* _Data records_
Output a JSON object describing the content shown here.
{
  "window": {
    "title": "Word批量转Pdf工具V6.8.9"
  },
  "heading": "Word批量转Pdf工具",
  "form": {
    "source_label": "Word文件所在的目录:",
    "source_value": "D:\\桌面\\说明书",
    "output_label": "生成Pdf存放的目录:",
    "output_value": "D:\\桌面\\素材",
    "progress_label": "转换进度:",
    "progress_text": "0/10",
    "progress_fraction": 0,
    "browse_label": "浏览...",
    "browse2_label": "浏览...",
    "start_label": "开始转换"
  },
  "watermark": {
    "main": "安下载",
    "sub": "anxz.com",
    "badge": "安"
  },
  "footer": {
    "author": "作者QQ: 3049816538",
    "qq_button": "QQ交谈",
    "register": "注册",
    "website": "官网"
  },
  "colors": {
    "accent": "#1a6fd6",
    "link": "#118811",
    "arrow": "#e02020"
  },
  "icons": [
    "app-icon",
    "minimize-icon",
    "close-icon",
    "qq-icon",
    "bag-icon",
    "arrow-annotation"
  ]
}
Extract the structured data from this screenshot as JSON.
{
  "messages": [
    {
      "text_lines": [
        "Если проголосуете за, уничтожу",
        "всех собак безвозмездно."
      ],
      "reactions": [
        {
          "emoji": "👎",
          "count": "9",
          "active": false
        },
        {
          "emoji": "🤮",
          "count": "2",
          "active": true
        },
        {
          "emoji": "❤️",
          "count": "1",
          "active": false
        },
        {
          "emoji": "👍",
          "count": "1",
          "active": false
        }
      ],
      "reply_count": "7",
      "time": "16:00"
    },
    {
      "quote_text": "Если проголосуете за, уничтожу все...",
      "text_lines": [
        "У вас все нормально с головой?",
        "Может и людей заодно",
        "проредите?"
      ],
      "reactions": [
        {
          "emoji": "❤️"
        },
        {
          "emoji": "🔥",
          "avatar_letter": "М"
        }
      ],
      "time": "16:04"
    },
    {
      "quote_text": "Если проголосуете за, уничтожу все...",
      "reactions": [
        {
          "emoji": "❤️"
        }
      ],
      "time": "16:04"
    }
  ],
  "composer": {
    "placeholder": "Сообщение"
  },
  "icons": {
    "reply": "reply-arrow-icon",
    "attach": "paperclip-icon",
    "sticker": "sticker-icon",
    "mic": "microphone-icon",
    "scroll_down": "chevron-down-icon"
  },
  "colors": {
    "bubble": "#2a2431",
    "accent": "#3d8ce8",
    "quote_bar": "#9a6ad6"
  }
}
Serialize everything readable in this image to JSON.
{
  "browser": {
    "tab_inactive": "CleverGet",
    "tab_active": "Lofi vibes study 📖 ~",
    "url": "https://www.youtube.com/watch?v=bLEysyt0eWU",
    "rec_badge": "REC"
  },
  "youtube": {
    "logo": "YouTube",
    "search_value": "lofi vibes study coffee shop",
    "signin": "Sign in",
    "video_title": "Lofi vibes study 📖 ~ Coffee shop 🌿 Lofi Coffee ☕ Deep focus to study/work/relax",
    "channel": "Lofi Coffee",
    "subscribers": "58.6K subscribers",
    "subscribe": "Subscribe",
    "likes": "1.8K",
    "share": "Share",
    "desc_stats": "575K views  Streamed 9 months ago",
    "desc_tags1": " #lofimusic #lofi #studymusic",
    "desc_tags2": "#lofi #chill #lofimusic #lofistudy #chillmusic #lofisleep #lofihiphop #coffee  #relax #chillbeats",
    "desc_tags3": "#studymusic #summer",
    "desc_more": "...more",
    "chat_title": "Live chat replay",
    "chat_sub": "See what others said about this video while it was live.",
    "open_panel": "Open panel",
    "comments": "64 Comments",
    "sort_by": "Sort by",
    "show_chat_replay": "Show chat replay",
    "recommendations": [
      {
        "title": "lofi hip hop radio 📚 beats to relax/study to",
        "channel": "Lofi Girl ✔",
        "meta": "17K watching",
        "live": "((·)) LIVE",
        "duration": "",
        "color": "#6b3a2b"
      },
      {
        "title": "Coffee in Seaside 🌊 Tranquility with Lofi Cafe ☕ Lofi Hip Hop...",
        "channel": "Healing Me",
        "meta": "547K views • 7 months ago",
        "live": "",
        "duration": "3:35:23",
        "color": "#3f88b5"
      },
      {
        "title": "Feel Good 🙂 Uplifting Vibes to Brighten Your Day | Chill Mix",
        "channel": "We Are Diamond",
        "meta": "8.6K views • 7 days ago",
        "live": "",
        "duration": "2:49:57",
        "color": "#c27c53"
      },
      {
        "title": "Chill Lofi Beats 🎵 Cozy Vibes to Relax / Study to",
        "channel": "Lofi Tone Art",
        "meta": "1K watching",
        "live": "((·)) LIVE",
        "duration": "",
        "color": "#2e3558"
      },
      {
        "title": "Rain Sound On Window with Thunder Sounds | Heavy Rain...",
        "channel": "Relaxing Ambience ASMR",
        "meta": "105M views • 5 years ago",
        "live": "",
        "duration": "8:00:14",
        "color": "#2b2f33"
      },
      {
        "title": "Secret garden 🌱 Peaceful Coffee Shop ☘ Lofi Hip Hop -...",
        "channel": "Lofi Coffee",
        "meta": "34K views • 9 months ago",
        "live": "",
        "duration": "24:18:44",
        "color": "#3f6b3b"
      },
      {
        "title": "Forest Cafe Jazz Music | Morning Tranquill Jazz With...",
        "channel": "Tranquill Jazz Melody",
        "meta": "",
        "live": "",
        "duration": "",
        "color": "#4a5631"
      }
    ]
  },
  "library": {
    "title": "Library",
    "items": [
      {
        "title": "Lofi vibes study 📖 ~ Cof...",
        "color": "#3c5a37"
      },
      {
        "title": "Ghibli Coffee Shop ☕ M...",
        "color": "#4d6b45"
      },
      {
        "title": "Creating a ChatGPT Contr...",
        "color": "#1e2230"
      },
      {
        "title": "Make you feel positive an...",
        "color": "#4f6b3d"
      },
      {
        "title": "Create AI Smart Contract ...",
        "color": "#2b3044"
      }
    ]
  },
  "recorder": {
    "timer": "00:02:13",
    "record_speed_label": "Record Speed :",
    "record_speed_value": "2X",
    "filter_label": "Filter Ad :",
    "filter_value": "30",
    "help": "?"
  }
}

* _Problem to solve_
Return every line of the material exactly.

* _Solved exercise_
Output a JSON object describing the content shown here.
{
  "window": {
    "title": "Word批量转Pdf工具V6.8.9"
  },
  "heading": "Word批量转Pdf工具",
  "form": {
    "source_label": "Word文件所在的目录:",
    "source_value": "D:\\桌面\\说明书",
    "output_label": "生成Pdf存放的目录:",
    "output_value": "D:\\桌面\\素材",
    "progress_label": "转换进度:",
    "progress_text": "0/10",
    "progress_fraction": 0,
    "browse_label": "浏览...",
    "browse2_label": "浏览...",
    "start_label": "开始转换"
  },
  "watermark": {
    "main": "安下载",
    "sub": "anxz.com",
    "badge": "安"
  },
  "footer": {
    "author": "作者QQ: 3049816538",
    "qq_button": "QQ交谈",
    "register": "注册",
    "website": "官网"
  },
  "colors": {
    "accent": "#1a6fd6",
    "link": "#118811",
    "arrow": "#e02020"
  },
  "icons": [
    "app-icon",
    "minimize-icon",
    "close-icon",
    "qq-icon",
    "bag-icon",
    "arrow-annotation"
  ]
}
Extract the structured data from this screenshot as JSON.
{
  "messages": [
    {
      "text_lines": [
        "Если проголосуете за, уничтожу",
        "всех собак безвозмездно."
      ],
      "reactions": [
        {
          "emoji": "👎",
          "count": "9",
          "active": false
        },
        {
          "emoji": "🤮",
          "count": "2",
          "active": true
        },
        {
          "emoji": "❤️",
          "count": "1",
          "active": false
        },
        {
          "emoji": "👍",
          "count": "1",
          "active": false
        }
      ],
      "reply_count": "7",
      "time": "16:00"
    },
    {
      "quote_text": "Если проголосуете за, уничтожу все...",
      "text_lines": [
        "У вас все нормально с головой?",
        "Может и людей заодно",
        "проредите?"
      ],
      "reactions": [
        {
          "emoji": "❤️"
        },
        {
          "emoji": "🔥",
          "avatar_letter": "М"
        }
      ],
      "time": "16:04"
    },
    {
      "quote_text": "Если проголосуете за, уничтожу все...",
      "reactions": [
        {
          "emoji": "❤️"
        }
      ],
      "time": "16:04"
    }
  ],
  "composer": {
    "placeholder": "Сообщение"
  },
  "icons": {
    "reply": "reply-arrow-icon",
    "attach": "paperclip-icon",
    "sticker": "sticker-icon",
    "mic": "microphone-icon",
    "scroll_down": "chevron-down-icon"
  },
  "colors": {
    "bubble": "#2a2431",
    "accent": "#3d8ce8",
    "quote_bar": "#9a6ad6"
  }
}
Serialize everything readable in this image to JSON.
{
  "browser": {
    "tab_inactive": "CleverGet",
    "tab_active": "Lofi vibes study 📖 ~",
    "url": "https://www.youtube.com/watch?v=bLEysyt0eWU",
    "rec_badge": "REC"
  },
  "youtube": {
    "logo": "YouTube",
    "search_value": "lofi vibes study coffee shop",
    "signin": "Sign in",
    "video_title": "Lofi vibes study 📖 ~ Coffee shop 🌿 Lofi Coffee ☕ Deep focus to study/work/relax",
    "channel": "Lofi Coffee",
    "subscribers": "58.6K subscribers",
    "subscribe": "Subscribe",
    "likes": "1.8K",
    "share": "Share",
    "desc_stats": "575K views  Streamed 9 months ago",
    "desc_tags1": " #lofimusic #lofi #studymusic",
    "desc_tags2": "#lofi #chill #lofimusic #lofistudy #chillmusic #lofisleep #lofihiphop #coffee  #relax #chillbeats",
    "desc_tags3": "#studymusic #summer",
    "desc_more": "...more",
    "chat_title": "Live chat replay",
    "chat_sub": "See what others said about this video while it was live.",
    "open_panel": "Open panel",
    "comments": "64 Comments",
    "sort_by": "Sort by",
    "show_chat_replay": "Show chat replay",
    "recommendations": [
      {
        "title": "lofi hip hop radio 📚 beats to relax/study to",
        "channel": "Lofi Girl ✔",
        "meta": "17K watching",
        "live": "((·)) LIVE",
        "duration": "",
        "color": "#6b3a2b"
      },
      {
        "title": "Coffee in Seaside 🌊 Tranquility with Lofi Cafe ☕ Lofi Hip Hop...",
        "channel": "Healing Me",
        "meta": "547K views • 7 months ago",
        "live": "",
        "duration": "3:35:23",
        "color": "#3f88b5"
      },
      {
        "title": "Feel Good 🙂 Uplifting Vibes to Brighten Your Day | Chill Mix",
        "channel": "We Are Diamond",
        "meta": "8.6K views • 7 days ago",
        "live": "",
        "duration": "2:49:57",
        "color": "#c27c53"
      },
      {
        "title": "Chill Lofi Beats 🎵 Cozy Vibes to Relax / Study to",
        "channel": "Lofi Tone Art",
        "meta": "1K watching",
        "live": "((·)) LIVE",
        "duration": "",
        "color": "#2e3558"
      },
      {
        "title": "Rain Sound On Window with Thunder Sounds | Heavy Rain...",
        "channel": "Relaxing Ambience ASMR",
        "meta": "105M views • 5 years ago",
        "live": "",
        "duration": "8:00:14",
        "color": "#2b2f33"
      },
      {
        "title": "Secret garden 🌱 Peaceful Coffee Shop ☘ Lofi Hip Hop -...",
        "channel": "Lofi Coffee",
        "meta": "34K views • 9 months ago",
        "live": "",
        "duration": "24:18:44",
        "color": "#3f6b3b"
      },
      {
        "title": "Forest Cafe Jazz Music | Morning Tranquill Jazz With...",
        "channel": "Tranquill Jazz Melody",
        "meta": "",
        "live": "",
        "duration": "",
        "color": "#4a5631"
      }
    ]
  },
  "library": {
    "title": "Library",
    "items": [
      {
        "title": "Lofi vibes study 📖 ~ Cof...",
        "color": "#3c5a37"
      },
      {
        "title": "Ghibli Coffee Shop ☕ M...",
        "color": "#4d6b45"
      },
      {
        "title": "Creating a ChatGPT Contr...",
        "color": "#1e2230"
      },
      {
        "title": "Make you feel positive an...",
        "color": "#4f6b3d"
      },
      {
        "title": "Create AI Smart Contract ...",
        "color": "#2b3044"
      }
    ]
  },
  "recorder": {
    "timer": "00:02:13",
    "record_speed_label": "Record Speed :",
    "record_speed_value": "2X",
    "filter_label": "Filter Ad :",
    "filter_value": "30",
    "help": "?"
  }
}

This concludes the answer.